**** Data for this exercise
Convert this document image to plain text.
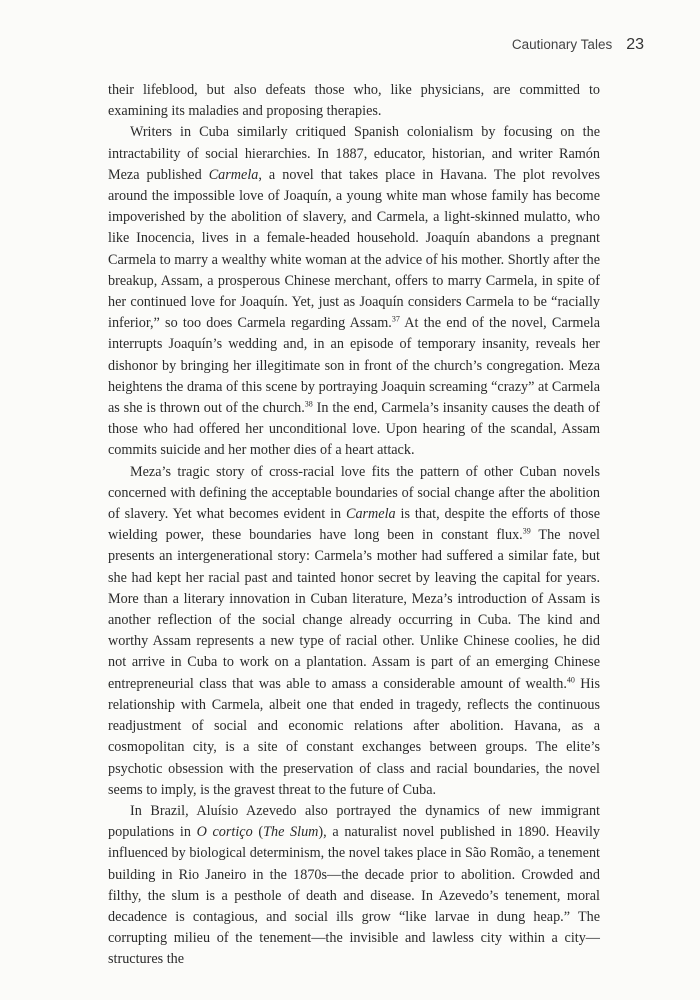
Cautionary Tales 23

their lifeblood, but also defeats those who, like physicians, are committed to examining its maladies and proposing therapies.

Writers in Cuba similarly critiqued Spanish colonialism by focusing on the intractability of social hierarchies. In 1887, educator, historian, and writer Ramón Meza published Carmela, a novel that takes place in Havana. The plot revolves around the impossible love of Joaquín, a young white man whose family has become impoverished by the abolition of slavery, and Carmela, a light-skinned mulatto, who like Inocencia, lives in a female-headed household. Joaquín abandons a pregnant Carmela to marry a wealthy white woman at the advice of his mother. Shortly after the breakup, Assam, a prosperous Chinese merchant, offers to marry Carmela, in spite of her continued love for Joaquín. Yet, just as Joaquín considers Carmela to be “racially inferior,” so too does Carmela regarding Assam.$^{37}$ At the end of the novel, Carmela interrupts Joaquín’s wedding and, in an episode of temporary insanity, reveals her dishonor by bringing her illegitimate son in front of the church’s congregation. Meza heightens the drama of this scene by portraying Joaquin screaming “crazy” at Carmela as she is thrown out of the church.$^{38}$ In the end, Carmela’s insanity causes the death of those who had offered her unconditional love. Upon hearing of the scandal, Assam commits suicide and her mother dies of a heart attack.

Meza’s tragic story of cross-racial love fits the pattern of other Cuban novels concerned with defining the acceptable boundaries of social change after the abolition of slavery. Yet what becomes evident in Carmela is that, despite the efforts of those wielding power, these boundaries have long been in constant flux.$^{39}$ The novel presents an intergenerational story: Carmela’s mother had suffered a similar fate, but she had kept her racial past and tainted honor secret by leaving the capital for years. More than a literary innovation in Cuban literature, Meza’s introduction of Assam is another reflection of the social change already occurring in Cuba. The kind and worthy Assam represents a new type of racial other. Unlike Chinese coolies, he did not arrive in Cuba to work on a plantation. Assam is part of an emerging Chinese entrepreneurial class that was able to amass a considerable amount of wealth.$^{40}$ His relationship with Carmela, albeit one that ended in tragedy, reflects the continuous readjustment of social and economic relations after abolition. Havana, as a cosmopolitan city, is a site of constant exchanges between groups. The elite’s psychotic obsession with the preservation of class and racial boundaries, the novel seems to imply, is the gravest threat to the future of Cuba.

In Brazil, Aluísio Azevedo also portrayed the dynamics of new immigrant populations in O cortiço (The Slum), a naturalist novel published in 1890. Heavily influenced by biological determinism, the novel takes place in São Romão, a tenement building in Rio Janeiro in the 1870s—the decade prior to abolition. Crowded and filthy, the slum is a pesthole of death and disease. In Azevedo’s tenement, moral decadence is contagious, and social ills grow “like larvae in dung heap.” The corrupting milieu of the tenement—the invisible and lawless city within a city—structures the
********
> Goal:
Print each line of the material above exactly, with the pictures removed from your copy.

> Reply to the exercise:
Convert this document image to plain text.
Cautionary Tales 23

their lifeblood, but also defeats those who, like physicians, are committed to examining its maladies and proposing therapies.

Writers in Cuba similarly critiqued Spanish colonialism by focusing on the intractability of social hierarchies. In 1887, educator, historian, and writer Ramón Meza published Carmela, a novel that takes place in Havana. The plot revolves around the impossible love of Joaquín, a young white man whose family has become impoverished by the abolition of slavery, and Carmela, a light-skinned mulatto, who like Inocencia, lives in a female-headed household. Joaquín abandons a pregnant Carmela to marry a wealthy white woman at the advice of his mother. Shortly after the breakup, Assam, a prosperous Chinese merchant, offers to marry Carmela, in spite of her continued love for Joaquín. Yet, just as Joaquín considers Carmela to be “racially inferior,” so too does Carmela regarding Assam.$^{37}$ At the end of the novel, Carmela interrupts Joaquín’s wedding and, in an episode of temporary insanity, reveals her dishonor by bringing her illegitimate son in front of the church’s congregation. Meza heightens the drama of this scene by portraying Joaquin screaming “crazy” at Carmela as she is thrown out of the church.$^{38}$ In the end, Carmela’s insanity causes the death of those who had offered her unconditional love. Upon hearing of the scandal, Assam commits suicide and her mother dies of a heart attack.

Meza’s tragic story of cross-racial love fits the pattern of other Cuban novels concerned with defining the acceptable boundaries of social change after the abolition of slavery. Yet what becomes evident in Carmela is that, despite the efforts of those wielding power, these boundaries have long been in constant flux.$^{39}$ The novel presents an intergenerational story: Carmela’s mother had suffered a similar fate, but she had kept her racial past and tainted honor secret by leaving the capital for years. More than a literary innovation in Cuban literature, Meza’s introduction of Assam is another reflection of the social change already occurring in Cuba. The kind and worthy Assam represents a new type of racial other. Unlike Chinese coolies, he did not arrive in Cuba to work on a plantation. Assam is part of an emerging Chinese entrepreneurial class that was able to amass a considerable amount of wealth.$^{40}$ His relationship with Carmela, albeit one that ended in tragedy, reflects the continuous readjustment of social and economic relations after abolition. Havana, as a cosmopolitan city, is a site of constant exchanges between groups. The elite’s psychotic obsession with the preservation of class and racial boundaries, the novel seems to imply, is the gravest threat to the future of Cuba.

In Brazil, Aluísio Azevedo also portrayed the dynamics of new immigrant populations in O cortiço (The Slum), a naturalist novel published in 1890. Heavily influenced by biological determinism, the novel takes place in São Romão, a tenement building in Rio Janeiro in the 1870s—the decade prior to abolition. Crowded and filthy, the slum is a pesthole of death and disease. In Azevedo’s tenement, moral decadence is contagious, and social ills grow “like larvae in dung heap.” The corrupting milieu of the tenement—the invisible and lawless city within a city—structures the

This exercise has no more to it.